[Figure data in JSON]
-- start --
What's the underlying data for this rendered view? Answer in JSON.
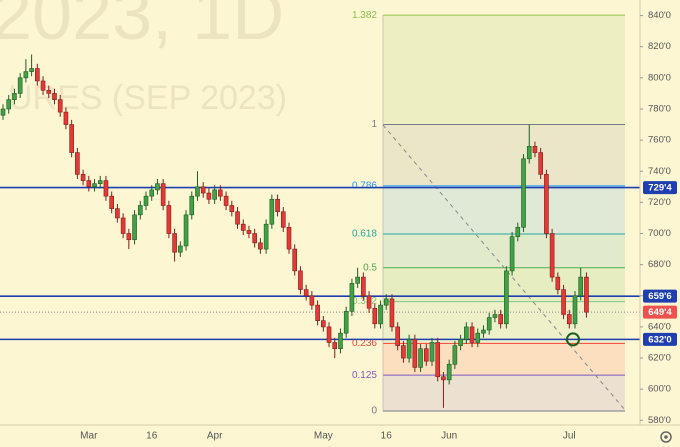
{
  "chart_data": {
    "type": "candlestick",
    "watermark": {
      "line1": "2023, 1D",
      "line2": "URES (SEP 2023)"
    },
    "ylim": [
      577,
      850
    ],
    "yticks": [
      {
        "value": 840,
        "label": "840'0"
      },
      {
        "value": 820,
        "label": "820'0"
      },
      {
        "value": 800,
        "label": "800'0"
      },
      {
        "value": 780,
        "label": "780'0"
      },
      {
        "value": 760,
        "label": "760'0"
      },
      {
        "value": 740,
        "label": "740'0"
      },
      {
        "value": 720,
        "label": "720'0"
      },
      {
        "value": 700,
        "label": "700'0"
      },
      {
        "value": 680,
        "label": "680'0"
      },
      {
        "value": 660,
        "label": "660'0"
      },
      {
        "value": 640,
        "label": "640'0"
      },
      {
        "value": 620,
        "label": "620'0"
      },
      {
        "value": 600,
        "label": "600'0"
      },
      {
        "value": 580,
        "label": "580'0"
      }
    ],
    "categories": [
      null,
      null,
      null,
      null,
      null,
      null,
      null,
      null,
      null,
      null,
      null,
      null,
      null,
      null,
      null,
      "Mar",
      null,
      null,
      null,
      null,
      null,
      null,
      null,
      null,
      null,
      null,
      "16",
      null,
      null,
      null,
      null,
      null,
      null,
      null,
      null,
      null,
      null,
      "Apr",
      null,
      null,
      null,
      null,
      null,
      null,
      null,
      null,
      null,
      null,
      null,
      null,
      null,
      null,
      null,
      null,
      null,
      null,
      "May",
      null,
      null,
      null,
      null,
      null,
      null,
      null,
      null,
      null,
      null,
      "16",
      null,
      null,
      null,
      null,
      null,
      null,
      null,
      null,
      null,
      null,
      "Jun",
      null,
      null,
      null,
      null,
      null,
      null,
      null,
      null,
      null,
      null,
      null,
      null,
      null,
      null,
      null,
      null,
      null,
      null,
      null,
      null,
      "Jul",
      null,
      null,
      null
    ],
    "open": [
      776,
      780,
      786,
      790,
      800,
      804,
      806,
      798,
      792,
      790,
      786,
      778,
      770,
      752,
      738,
      734,
      730,
      732,
      734,
      724,
      716,
      710,
      700,
      696,
      712,
      718,
      724,
      728,
      732,
      718,
      700,
      688,
      692,
      712,
      724,
      730,
      726,
      722,
      728,
      724,
      718,
      714,
      706,
      702,
      700,
      694,
      690,
      706,
      722,
      714,
      704,
      690,
      676,
      664,
      660,
      654,
      644,
      640,
      630,
      626,
      636,
      650,
      668,
      672,
      660,
      652,
      642,
      654,
      658,
      640,
      628,
      620,
      632,
      614,
      626,
      618,
      630,
      608,
      606,
      616,
      628,
      632,
      640,
      630,
      636,
      638,
      646,
      648,
      642,
      676,
      698,
      704,
      748,
      756,
      752,
      738,
      700,
      672,
      664,
      648,
      642,
      660,
      672
    ],
    "high": [
      783,
      789,
      793,
      803,
      812,
      815,
      809,
      801,
      795,
      793,
      789,
      781,
      773,
      755,
      741,
      737,
      735,
      737,
      737,
      727,
      719,
      713,
      703,
      715,
      721,
      727,
      731,
      735,
      735,
      721,
      703,
      695,
      715,
      727,
      740,
      733,
      729,
      731,
      731,
      727,
      721,
      717,
      709,
      705,
      703,
      697,
      709,
      725,
      725,
      717,
      707,
      693,
      679,
      667,
      663,
      657,
      647,
      643,
      633,
      639,
      653,
      671,
      678,
      675,
      663,
      655,
      657,
      661,
      661,
      643,
      631,
      635,
      635,
      629,
      629,
      633,
      633,
      611,
      619,
      631,
      635,
      643,
      643,
      639,
      641,
      649,
      651,
      651,
      679,
      701,
      707,
      751,
      770,
      759,
      755,
      741,
      703,
      675,
      667,
      651,
      663,
      678,
      675
    ],
    "low": [
      773,
      777,
      783,
      787,
      797,
      801,
      795,
      789,
      787,
      783,
      775,
      767,
      749,
      735,
      731,
      727,
      727,
      729,
      721,
      713,
      707,
      697,
      690,
      693,
      709,
      715,
      721,
      725,
      715,
      697,
      682,
      685,
      689,
      709,
      721,
      723,
      719,
      719,
      721,
      715,
      711,
      703,
      699,
      697,
      691,
      687,
      687,
      703,
      711,
      701,
      687,
      673,
      661,
      657,
      651,
      641,
      637,
      627,
      620,
      623,
      633,
      647,
      665,
      657,
      649,
      639,
      639,
      651,
      637,
      625,
      617,
      617,
      611,
      611,
      615,
      615,
      605,
      588,
      603,
      613,
      625,
      629,
      627,
      627,
      633,
      635,
      643,
      639,
      639,
      673,
      695,
      701,
      745,
      749,
      735,
      697,
      669,
      661,
      645,
      639,
      639,
      657,
      646
    ],
    "close": [
      780,
      786,
      790,
      800,
      804,
      806,
      798,
      792,
      790,
      786,
      778,
      770,
      752,
      738,
      734,
      730,
      732,
      734,
      724,
      716,
      710,
      700,
      696,
      712,
      718,
      724,
      728,
      732,
      718,
      700,
      688,
      692,
      712,
      724,
      730,
      726,
      722,
      728,
      724,
      718,
      714,
      706,
      702,
      700,
      694,
      690,
      706,
      722,
      714,
      704,
      690,
      676,
      664,
      660,
      654,
      644,
      640,
      630,
      626,
      636,
      650,
      668,
      672,
      660,
      652,
      642,
      654,
      658,
      640,
      628,
      620,
      632,
      614,
      626,
      618,
      630,
      608,
      606,
      616,
      628,
      632,
      640,
      630,
      636,
      638,
      646,
      648,
      642,
      676,
      698,
      704,
      748,
      756,
      752,
      738,
      700,
      672,
      664,
      648,
      642,
      660,
      672,
      649.5
    ],
    "up_color": "#43a047",
    "down_color": "#e53935",
    "fib": {
      "price_0": 586,
      "price_1": 770,
      "levels": [
        {
          "level": 1.382,
          "color": "#8bc34a"
        },
        {
          "level": 1,
          "color": "#787b86"
        },
        {
          "level": 0.786,
          "color": "#2196f3"
        },
        {
          "level": 0.618,
          "color": "#26a69a"
        },
        {
          "level": 0.5,
          "color": "#4caf50"
        },
        {
          "level": 0.382,
          "color": "#81c784"
        },
        {
          "level": 0.236,
          "color": "#f44336"
        },
        {
          "level": 0.125,
          "color": "#7e57c2"
        },
        {
          "level": 0,
          "color": "#787b86"
        }
      ]
    },
    "price_lines": [
      {
        "value": 729.5,
        "label": "729'4",
        "color": "#1f3fb0"
      },
      {
        "value": 659.75,
        "label": "659'6",
        "color": "#1f3fb0"
      },
      {
        "value": 632,
        "label": "632'0",
        "color": "#1f3fb0"
      }
    ],
    "last_price": {
      "value": 649.5,
      "label": "649'4",
      "color": "#f0514e"
    }
  }
}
-- end --
Challenge - Every line above should be returned exactly; the pictures stay out.

Written solution -
What's the underlying data for this rendered view? Answer in JSON.
{
  "chart_data": {
    "type": "candlestick",
    "watermark": {
      "line1": "2023, 1D",
      "line2": "URES (SEP 2023)"
    },
    "ylim": [
      577,
      850
    ],
    "yticks": [
      {
        "value": 840,
        "label": "840'0"
      },
      {
        "value": 820,
        "label": "820'0"
      },
      {
        "value": 800,
        "label": "800'0"
      },
      {
        "value": 780,
        "label": "780'0"
      },
      {
        "value": 760,
        "label": "760'0"
      },
      {
        "value": 740,
        "label": "740'0"
      },
      {
        "value": 720,
        "label": "720'0"
      },
      {
        "value": 700,
        "label": "700'0"
      },
      {
        "value": 680,
        "label": "680'0"
      },
      {
        "value": 660,
        "label": "660'0"
      },
      {
        "value": 640,
        "label": "640'0"
      },
      {
        "value": 620,
        "label": "620'0"
      },
      {
        "value": 600,
        "label": "600'0"
      },
      {
        "value": 580,
        "label": "580'0"
      }
    ],
    "categories": [
      null,
      null,
      null,
      null,
      null,
      null,
      null,
      null,
      null,
      null,
      null,
      null,
      null,
      null,
      null,
      "Mar",
      null,
      null,
      null,
      null,
      null,
      null,
      null,
      null,
      null,
      null,
      "16",
      null,
      null,
      null,
      null,
      null,
      null,
      null,
      null,
      null,
      null,
      "Apr",
      null,
      null,
      null,
      null,
      null,
      null,
      null,
      null,
      null,
      null,
      null,
      null,
      null,
      null,
      null,
      null,
      null,
      null,
      "May",
      null,
      null,
      null,
      null,
      null,
      null,
      null,
      null,
      null,
      null,
      "16",
      null,
      null,
      null,
      null,
      null,
      null,
      null,
      null,
      null,
      null,
      "Jun",
      null,
      null,
      null,
      null,
      null,
      null,
      null,
      null,
      null,
      null,
      null,
      null,
      null,
      null,
      null,
      null,
      null,
      null,
      null,
      null,
      "Jul",
      null,
      null,
      null
    ],
    "open": [
      776,
      780,
      786,
      790,
      800,
      804,
      806,
      798,
      792,
      790,
      786,
      778,
      770,
      752,
      738,
      734,
      730,
      732,
      734,
      724,
      716,
      710,
      700,
      696,
      712,
      718,
      724,
      728,
      732,
      718,
      700,
      688,
      692,
      712,
      724,
      730,
      726,
      722,
      728,
      724,
      718,
      714,
      706,
      702,
      700,
      694,
      690,
      706,
      722,
      714,
      704,
      690,
      676,
      664,
      660,
      654,
      644,
      640,
      630,
      626,
      636,
      650,
      668,
      672,
      660,
      652,
      642,
      654,
      658,
      640,
      628,
      620,
      632,
      614,
      626,
      618,
      630,
      608,
      606,
      616,
      628,
      632,
      640,
      630,
      636,
      638,
      646,
      648,
      642,
      676,
      698,
      704,
      748,
      756,
      752,
      738,
      700,
      672,
      664,
      648,
      642,
      660,
      672
    ],
    "high": [
      783,
      789,
      793,
      803,
      812,
      815,
      809,
      801,
      795,
      793,
      789,
      781,
      773,
      755,
      741,
      737,
      735,
      737,
      737,
      727,
      719,
      713,
      703,
      715,
      721,
      727,
      731,
      735,
      735,
      721,
      703,
      695,
      715,
      727,
      740,
      733,
      729,
      731,
      731,
      727,
      721,
      717,
      709,
      705,
      703,
      697,
      709,
      725,
      725,
      717,
      707,
      693,
      679,
      667,
      663,
      657,
      647,
      643,
      633,
      639,
      653,
      671,
      678,
      675,
      663,
      655,
      657,
      661,
      661,
      643,
      631,
      635,
      635,
      629,
      629,
      633,
      633,
      611,
      619,
      631,
      635,
      643,
      643,
      639,
      641,
      649,
      651,
      651,
      679,
      701,
      707,
      751,
      770,
      759,
      755,
      741,
      703,
      675,
      667,
      651,
      663,
      678,
      675
    ],
    "low": [
      773,
      777,
      783,
      787,
      797,
      801,
      795,
      789,
      787,
      783,
      775,
      767,
      749,
      735,
      731,
      727,
      727,
      729,
      721,
      713,
      707,
      697,
      690,
      693,
      709,
      715,
      721,
      725,
      715,
      697,
      682,
      685,
      689,
      709,
      721,
      723,
      719,
      719,
      721,
      715,
      711,
      703,
      699,
      697,
      691,
      687,
      687,
      703,
      711,
      701,
      687,
      673,
      661,
      657,
      651,
      641,
      637,
      627,
      620,
      623,
      633,
      647,
      665,
      657,
      649,
      639,
      639,
      651,
      637,
      625,
      617,
      617,
      611,
      611,
      615,
      615,
      605,
      588,
      603,
      613,
      625,
      629,
      627,
      627,
      633,
      635,
      643,
      639,
      639,
      673,
      695,
      701,
      745,
      749,
      735,
      697,
      669,
      661,
      645,
      639,
      639,
      657,
      646
    ],
    "close": [
      780,
      786,
      790,
      800,
      804,
      806,
      798,
      792,
      790,
      786,
      778,
      770,
      752,
      738,
      734,
      730,
      732,
      734,
      724,
      716,
      710,
      700,
      696,
      712,
      718,
      724,
      728,
      732,
      718,
      700,
      688,
      692,
      712,
      724,
      730,
      726,
      722,
      728,
      724,
      718,
      714,
      706,
      702,
      700,
      694,
      690,
      706,
      722,
      714,
      704,
      690,
      676,
      664,
      660,
      654,
      644,
      640,
      630,
      626,
      636,
      650,
      668,
      672,
      660,
      652,
      642,
      654,
      658,
      640,
      628,
      620,
      632,
      614,
      626,
      618,
      630,
      608,
      606,
      616,
      628,
      632,
      640,
      630,
      636,
      638,
      646,
      648,
      642,
      676,
      698,
      704,
      748,
      756,
      752,
      738,
      700,
      672,
      664,
      648,
      642,
      660,
      672,
      649.5
    ],
    "up_color": "#43a047",
    "down_color": "#e53935",
    "fib": {
      "price_0": 586,
      "price_1": 770,
      "levels": [
        {
          "level": 1.382,
          "color": "#8bc34a"
        },
        {
          "level": 1,
          "color": "#787b86"
        },
        {
          "level": 0.786,
          "color": "#2196f3"
        },
        {
          "level": 0.618,
          "color": "#26a69a"
        },
        {
          "level": 0.5,
          "color": "#4caf50"
        },
        {
          "level": 0.382,
          "color": "#81c784"
        },
        {
          "level": 0.236,
          "color": "#f44336"
        },
        {
          "level": 0.125,
          "color": "#7e57c2"
        },
        {
          "level": 0,
          "color": "#787b86"
        }
      ]
    },
    "price_lines": [
      {
        "value": 729.5,
        "label": "729'4",
        "color": "#1f3fb0"
      },
      {
        "value": 659.75,
        "label": "659'6",
        "color": "#1f3fb0"
      },
      {
        "value": 632,
        "label": "632'0",
        "color": "#1f3fb0"
      }
    ],
    "last_price": {
      "value": 649.5,
      "label": "649'4",
      "color": "#f0514e"
    }
  }
}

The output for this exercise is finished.